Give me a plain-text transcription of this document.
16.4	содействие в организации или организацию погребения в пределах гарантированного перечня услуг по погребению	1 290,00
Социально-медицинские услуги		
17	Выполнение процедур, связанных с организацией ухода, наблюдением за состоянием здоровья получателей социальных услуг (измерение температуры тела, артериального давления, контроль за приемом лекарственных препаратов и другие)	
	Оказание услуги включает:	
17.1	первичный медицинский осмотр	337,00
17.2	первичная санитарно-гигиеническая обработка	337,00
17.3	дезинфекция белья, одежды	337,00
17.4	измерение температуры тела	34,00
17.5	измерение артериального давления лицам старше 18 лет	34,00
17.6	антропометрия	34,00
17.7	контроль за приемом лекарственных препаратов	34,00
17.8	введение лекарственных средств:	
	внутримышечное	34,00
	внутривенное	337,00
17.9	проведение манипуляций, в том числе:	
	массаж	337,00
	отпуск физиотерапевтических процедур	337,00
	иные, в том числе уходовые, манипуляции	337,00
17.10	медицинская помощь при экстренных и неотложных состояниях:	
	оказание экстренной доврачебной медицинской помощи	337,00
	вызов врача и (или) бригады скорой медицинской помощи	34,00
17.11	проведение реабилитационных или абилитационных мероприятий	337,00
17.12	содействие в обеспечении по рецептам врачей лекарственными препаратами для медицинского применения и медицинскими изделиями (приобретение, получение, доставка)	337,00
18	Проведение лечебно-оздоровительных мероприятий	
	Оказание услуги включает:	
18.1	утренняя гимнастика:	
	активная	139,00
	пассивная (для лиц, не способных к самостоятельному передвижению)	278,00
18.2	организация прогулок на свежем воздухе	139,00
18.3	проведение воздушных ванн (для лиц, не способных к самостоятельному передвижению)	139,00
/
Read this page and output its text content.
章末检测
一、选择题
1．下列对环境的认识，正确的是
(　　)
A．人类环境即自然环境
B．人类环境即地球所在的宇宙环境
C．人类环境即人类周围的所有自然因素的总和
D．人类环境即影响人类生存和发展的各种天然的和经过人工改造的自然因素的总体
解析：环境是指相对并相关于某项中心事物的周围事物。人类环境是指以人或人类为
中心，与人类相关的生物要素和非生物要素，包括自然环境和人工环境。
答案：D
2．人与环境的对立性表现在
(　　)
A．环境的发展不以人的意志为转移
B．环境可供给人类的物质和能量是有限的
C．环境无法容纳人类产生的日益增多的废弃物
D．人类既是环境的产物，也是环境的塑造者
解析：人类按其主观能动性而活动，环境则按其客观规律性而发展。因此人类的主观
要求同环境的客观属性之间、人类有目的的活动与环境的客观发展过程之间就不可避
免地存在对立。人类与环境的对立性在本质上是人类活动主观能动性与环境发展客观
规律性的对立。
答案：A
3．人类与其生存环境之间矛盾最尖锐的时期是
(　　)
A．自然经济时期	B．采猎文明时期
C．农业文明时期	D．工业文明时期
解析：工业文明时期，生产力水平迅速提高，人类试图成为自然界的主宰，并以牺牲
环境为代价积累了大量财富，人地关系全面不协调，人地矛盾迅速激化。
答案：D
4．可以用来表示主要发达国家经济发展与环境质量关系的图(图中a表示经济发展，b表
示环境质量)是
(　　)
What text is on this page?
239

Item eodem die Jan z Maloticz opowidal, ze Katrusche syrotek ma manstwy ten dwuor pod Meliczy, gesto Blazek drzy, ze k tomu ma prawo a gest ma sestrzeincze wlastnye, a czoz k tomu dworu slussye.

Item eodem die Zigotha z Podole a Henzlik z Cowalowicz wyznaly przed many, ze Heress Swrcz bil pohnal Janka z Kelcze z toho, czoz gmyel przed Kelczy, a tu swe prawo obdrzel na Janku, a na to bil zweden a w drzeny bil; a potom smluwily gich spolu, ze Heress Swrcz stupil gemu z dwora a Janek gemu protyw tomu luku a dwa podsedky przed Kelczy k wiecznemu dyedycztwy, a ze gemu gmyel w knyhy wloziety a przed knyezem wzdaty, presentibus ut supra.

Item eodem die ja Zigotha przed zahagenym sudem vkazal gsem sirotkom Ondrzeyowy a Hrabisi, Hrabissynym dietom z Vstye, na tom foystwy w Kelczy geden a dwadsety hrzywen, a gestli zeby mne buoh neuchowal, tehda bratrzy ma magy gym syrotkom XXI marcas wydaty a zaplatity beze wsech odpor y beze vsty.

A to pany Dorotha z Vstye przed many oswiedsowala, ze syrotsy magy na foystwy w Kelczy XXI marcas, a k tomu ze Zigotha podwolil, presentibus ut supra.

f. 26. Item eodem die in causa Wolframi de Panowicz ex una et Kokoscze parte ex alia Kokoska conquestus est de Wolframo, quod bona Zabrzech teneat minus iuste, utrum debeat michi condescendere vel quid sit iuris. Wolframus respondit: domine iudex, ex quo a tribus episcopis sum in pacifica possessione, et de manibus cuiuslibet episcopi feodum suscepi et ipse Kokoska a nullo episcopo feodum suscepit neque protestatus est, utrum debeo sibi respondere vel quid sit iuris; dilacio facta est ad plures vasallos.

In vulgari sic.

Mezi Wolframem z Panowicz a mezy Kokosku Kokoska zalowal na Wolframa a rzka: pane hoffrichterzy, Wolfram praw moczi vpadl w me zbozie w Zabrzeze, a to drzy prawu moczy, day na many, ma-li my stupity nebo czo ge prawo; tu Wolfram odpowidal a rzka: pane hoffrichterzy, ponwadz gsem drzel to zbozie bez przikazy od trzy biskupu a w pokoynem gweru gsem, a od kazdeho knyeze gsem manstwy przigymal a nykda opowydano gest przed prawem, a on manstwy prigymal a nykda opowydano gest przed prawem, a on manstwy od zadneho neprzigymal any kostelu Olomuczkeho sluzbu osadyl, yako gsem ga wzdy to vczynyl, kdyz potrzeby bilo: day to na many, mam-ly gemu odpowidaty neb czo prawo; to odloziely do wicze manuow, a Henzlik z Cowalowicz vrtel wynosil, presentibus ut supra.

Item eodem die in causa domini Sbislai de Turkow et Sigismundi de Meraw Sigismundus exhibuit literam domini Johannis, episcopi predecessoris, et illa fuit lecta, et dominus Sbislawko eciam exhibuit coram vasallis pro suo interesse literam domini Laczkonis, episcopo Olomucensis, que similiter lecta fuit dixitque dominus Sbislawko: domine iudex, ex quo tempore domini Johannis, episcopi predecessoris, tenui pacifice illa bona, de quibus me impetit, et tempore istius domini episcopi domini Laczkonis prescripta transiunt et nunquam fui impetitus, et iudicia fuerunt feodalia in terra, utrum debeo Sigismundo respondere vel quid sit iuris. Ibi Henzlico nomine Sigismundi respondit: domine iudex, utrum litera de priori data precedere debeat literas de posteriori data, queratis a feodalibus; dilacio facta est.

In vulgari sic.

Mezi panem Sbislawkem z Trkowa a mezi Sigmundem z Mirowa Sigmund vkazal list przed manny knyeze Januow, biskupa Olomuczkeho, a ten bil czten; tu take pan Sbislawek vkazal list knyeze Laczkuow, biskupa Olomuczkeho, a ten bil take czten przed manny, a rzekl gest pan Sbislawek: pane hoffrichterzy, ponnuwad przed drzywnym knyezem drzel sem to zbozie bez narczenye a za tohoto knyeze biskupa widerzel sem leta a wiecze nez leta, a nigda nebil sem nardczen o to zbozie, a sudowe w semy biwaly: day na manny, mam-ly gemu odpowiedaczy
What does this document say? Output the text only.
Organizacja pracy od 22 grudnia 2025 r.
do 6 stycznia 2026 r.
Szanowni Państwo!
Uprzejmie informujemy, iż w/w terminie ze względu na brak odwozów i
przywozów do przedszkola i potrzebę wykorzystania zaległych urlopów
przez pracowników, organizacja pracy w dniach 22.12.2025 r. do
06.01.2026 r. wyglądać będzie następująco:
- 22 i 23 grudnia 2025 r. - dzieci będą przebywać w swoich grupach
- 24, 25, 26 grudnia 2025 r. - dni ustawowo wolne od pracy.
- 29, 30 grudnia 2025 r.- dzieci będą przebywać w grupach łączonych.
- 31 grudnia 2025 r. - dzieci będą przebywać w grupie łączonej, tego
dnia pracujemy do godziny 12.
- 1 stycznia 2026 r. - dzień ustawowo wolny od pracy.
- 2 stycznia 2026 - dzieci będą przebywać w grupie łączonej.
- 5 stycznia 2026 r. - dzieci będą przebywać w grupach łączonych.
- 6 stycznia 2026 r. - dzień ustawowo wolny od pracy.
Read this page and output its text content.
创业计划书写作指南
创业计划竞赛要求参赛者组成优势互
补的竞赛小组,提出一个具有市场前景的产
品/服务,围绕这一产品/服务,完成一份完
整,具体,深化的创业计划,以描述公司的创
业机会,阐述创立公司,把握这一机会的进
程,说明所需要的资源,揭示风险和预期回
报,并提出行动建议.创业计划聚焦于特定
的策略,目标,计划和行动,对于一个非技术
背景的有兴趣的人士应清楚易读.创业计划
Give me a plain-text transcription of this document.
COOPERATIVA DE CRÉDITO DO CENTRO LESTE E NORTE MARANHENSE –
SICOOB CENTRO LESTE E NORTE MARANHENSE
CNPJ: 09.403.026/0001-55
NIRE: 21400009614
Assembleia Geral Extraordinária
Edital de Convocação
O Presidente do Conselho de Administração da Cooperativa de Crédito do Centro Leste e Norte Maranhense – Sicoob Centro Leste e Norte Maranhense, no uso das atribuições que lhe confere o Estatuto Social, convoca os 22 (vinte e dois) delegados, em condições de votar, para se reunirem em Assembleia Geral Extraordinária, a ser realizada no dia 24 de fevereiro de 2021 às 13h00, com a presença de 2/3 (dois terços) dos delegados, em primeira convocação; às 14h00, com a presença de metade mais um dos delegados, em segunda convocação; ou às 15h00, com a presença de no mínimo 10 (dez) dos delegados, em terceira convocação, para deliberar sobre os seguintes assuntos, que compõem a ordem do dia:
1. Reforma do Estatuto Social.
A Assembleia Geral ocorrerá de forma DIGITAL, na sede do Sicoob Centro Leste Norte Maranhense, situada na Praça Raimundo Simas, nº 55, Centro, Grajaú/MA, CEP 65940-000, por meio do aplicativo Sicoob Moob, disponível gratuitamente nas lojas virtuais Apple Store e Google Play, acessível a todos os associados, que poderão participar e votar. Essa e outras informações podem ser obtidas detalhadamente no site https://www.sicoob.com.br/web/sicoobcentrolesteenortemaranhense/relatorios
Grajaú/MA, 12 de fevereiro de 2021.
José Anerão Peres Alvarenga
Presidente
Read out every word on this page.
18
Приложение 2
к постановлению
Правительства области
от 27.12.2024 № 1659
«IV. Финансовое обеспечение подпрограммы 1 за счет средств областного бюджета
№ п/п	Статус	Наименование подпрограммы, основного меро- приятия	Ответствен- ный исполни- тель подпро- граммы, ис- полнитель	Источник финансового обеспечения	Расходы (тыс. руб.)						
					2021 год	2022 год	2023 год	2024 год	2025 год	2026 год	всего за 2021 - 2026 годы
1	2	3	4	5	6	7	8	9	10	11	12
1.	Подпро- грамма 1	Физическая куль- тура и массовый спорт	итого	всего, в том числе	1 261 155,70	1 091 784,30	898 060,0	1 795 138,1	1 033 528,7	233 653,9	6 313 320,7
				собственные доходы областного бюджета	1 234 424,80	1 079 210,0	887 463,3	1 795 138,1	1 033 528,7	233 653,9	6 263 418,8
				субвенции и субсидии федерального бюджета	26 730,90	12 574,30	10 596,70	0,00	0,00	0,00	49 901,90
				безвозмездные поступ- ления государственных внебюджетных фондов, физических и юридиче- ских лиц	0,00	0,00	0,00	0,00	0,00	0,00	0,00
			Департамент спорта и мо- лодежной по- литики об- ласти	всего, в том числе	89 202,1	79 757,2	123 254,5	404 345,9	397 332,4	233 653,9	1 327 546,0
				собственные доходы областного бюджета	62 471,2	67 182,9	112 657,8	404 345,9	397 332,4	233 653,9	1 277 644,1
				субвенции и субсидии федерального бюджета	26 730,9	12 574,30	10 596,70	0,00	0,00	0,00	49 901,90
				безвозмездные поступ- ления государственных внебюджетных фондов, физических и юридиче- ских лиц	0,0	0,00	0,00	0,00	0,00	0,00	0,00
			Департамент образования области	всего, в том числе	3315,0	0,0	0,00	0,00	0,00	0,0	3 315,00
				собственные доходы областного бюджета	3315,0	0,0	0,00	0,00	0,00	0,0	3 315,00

++++++++

### DIRECTIONS
The lines to reproduce run from the line containing "Read out every word on this page." to the end of the listing; write them out exactly and add nothing.

### FINAL RESULT
Read out every word on this page.
18
Приложение 2
к постановлению
Правительства области
от 27.12.2024 № 1659
«IV. Финансовое обеспечение подпрограммы 1 за счет средств областного бюджета
№ п/п	Статус	Наименование подпрограммы, основного меро- приятия	Ответствен- ный исполни- тель подпро- граммы, ис- полнитель	Источник финансового обеспечения	Расходы (тыс. руб.)						
					2021 год	2022 год	2023 год	2024 год	2025 год	2026 год	всего за 2021 - 2026 годы
1	2	3	4	5	6	7	8	9	10	11	12
1.	Подпро- грамма 1	Физическая куль- тура и массовый спорт	итого	всего, в том числе	1 261 155,70	1 091 784,30	898 060,0	1 795 138,1	1 033 528,7	233 653,9	6 313 320,7
				собственные доходы областного бюджета	1 234 424,80	1 079 210,0	887 463,3	1 795 138,1	1 033 528,7	233 653,9	6 263 418,8
				субвенции и субсидии федерального бюджета	26 730,90	12 574,30	10 596,70	0,00	0,00	0,00	49 901,90
				безвозмездные поступ- ления государственных внебюджетных фондов, физических и юридиче- ских лиц	0,00	0,00	0,00	0,00	0,00	0,00	0,00
			Департамент спорта и мо- лодежной по- литики об- ласти	всего, в том числе	89 202,1	79 757,2	123 254,5	404 345,9	397 332,4	233 653,9	1 327 546,0
				собственные доходы областного бюджета	62 471,2	67 182,9	112 657,8	404 345,9	397 332,4	233 653,9	1 277 644,1
				субвенции и субсидии федерального бюджета	26 730,9	12 574,30	10 596,70	0,00	0,00	0,00	49 901,90
				безвозмездные поступ- ления государственных внебюджетных фондов, физических и юридиче- ских лиц	0,0	0,00	0,00	0,00	0,00	0,00	0,00
			Департамент образования области	всего, в том числе	3315,0	0,0	0,00	0,00	0,00	0,0	3 315,00
				собственные доходы областного бюджета	3315,0	0,0	0,00	0,00	0,00	0,0	3 315,00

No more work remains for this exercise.